> [SUPPLIED RECORDS]

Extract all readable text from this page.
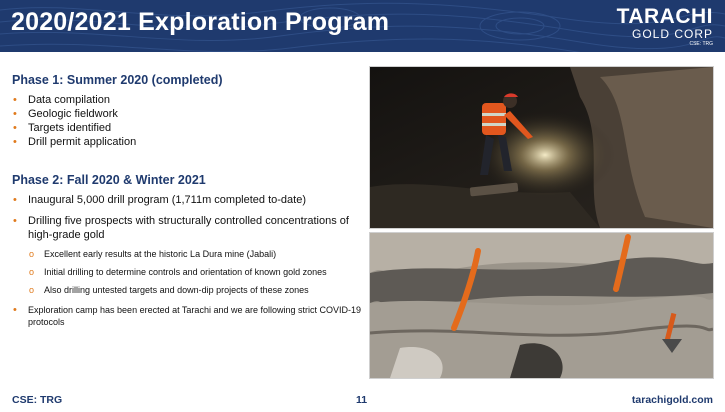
2020/2021 Exploration Program	TARACHI
GOLD CORP
CSE: TRG
Phase 1: Summer 2020 (completed)
• Data compilation
• Geologic fieldwork
• Targets identified
• Drill permit application
Phase 2: Fall 2020 & Winter 2021
• Inaugural 5,000 drill program (1,711m completed to-date)
• Drilling five prospects with structurally controlled concentrations of high-grade gold
o Excellent early results at the historic La Dura mine (Jabali)
o Initial drilling to determine controls and orientation of known gold zones
o Also drilling untested targets and down-dip projects of these zones
• Exploration camp has been erected at Tarachi and we are following strict COVID-19 protocols
CSE: TRG	11	tarachigold.com
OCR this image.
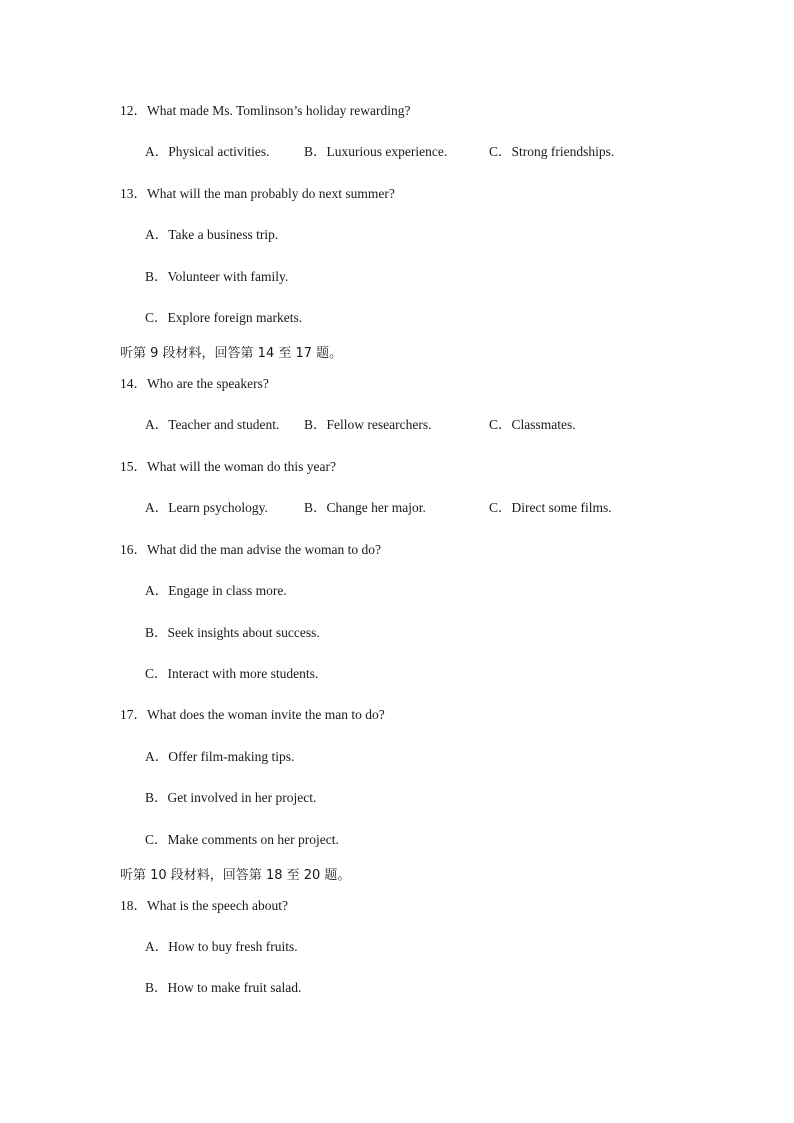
12．What made Ms. Tomlinson’s holiday rewarding?
A．Physical activities.	B．Luxurious experience.	C．Strong friendships.
13．What will the man probably do next summer?
A．Take a business trip.
B．Volunteer with family.
C．Explore foreign markets.
听第 9 段材料，回答第 14 至 17 题。
14．Who are the speakers?
A．Teacher and student. B．Fellow researchers.	C．Classmates.
15．What will the woman do this year?
A．Learn psychology.	B．Change her major.	C．Direct some films.
16．What did the man advise the woman to do?
A．Engage in class more.
B．Seek insights about success.
C．Interact with more students.
17．What does the woman invite the man to do?
A．Offer film-making tips.
B．Get involved in her project.
C．Make comments on her project.
听第 10 段材料，回答第 18 至 20 题。
18．What is the speech about?
A．How to buy fresh fruits.
B．How to make fruit salad.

> [REQUIRED WORK] Omit the pictures. Transcribe every record exactly.

> [EXERCISE SOLUTION]
Extract all readable text from this page.
2020/2021 Exploration Program	TARACHI
GOLD CORP
CSE: TRG
Phase 1: Summer 2020 (completed)
• Data compilation
• Geologic fieldwork
• Targets identified
• Drill permit application
Phase 2: Fall 2020 & Winter 2021
• Inaugural 5,000 drill program (1,711m completed to-date)
• Drilling five prospects with structurally controlled concentrations of high-grade gold
o Excellent early results at the historic La Dura mine (Jabali)
o Initial drilling to determine controls and orientation of known gold zones
o Also drilling untested targets and down-dip projects of these zones
• Exploration camp has been erected at Tarachi and we are following strict COVID-19 protocols
CSE: TRG	11	tarachigold.com
OCR this image.
12．What made Ms. Tomlinson’s holiday rewarding?
A．Physical activities.	B．Luxurious experience.	C．Strong friendships.
13．What will the man probably do next summer?
A．Take a business trip.
B．Volunteer with family.
C．Explore foreign markets.
听第 9 段材料，回答第 14 至 17 题。
14．Who are the speakers?
A．Teacher and student. B．Fellow researchers.	C．Classmates.
15．What will the woman do this year?
A．Learn psychology.	B．Change her major.	C．Direct some films.
16．What did the man advise the woman to do?
A．Engage in class more.
B．Seek insights about success.
C．Interact with more students.
17．What does the woman invite the man to do?
A．Offer film-making tips.
B．Get involved in her project.
C．Make comments on her project.
听第 10 段材料，回答第 18 至 20 题。
18．What is the speech about?
A．How to buy fresh fruits.
B．How to make fruit salad.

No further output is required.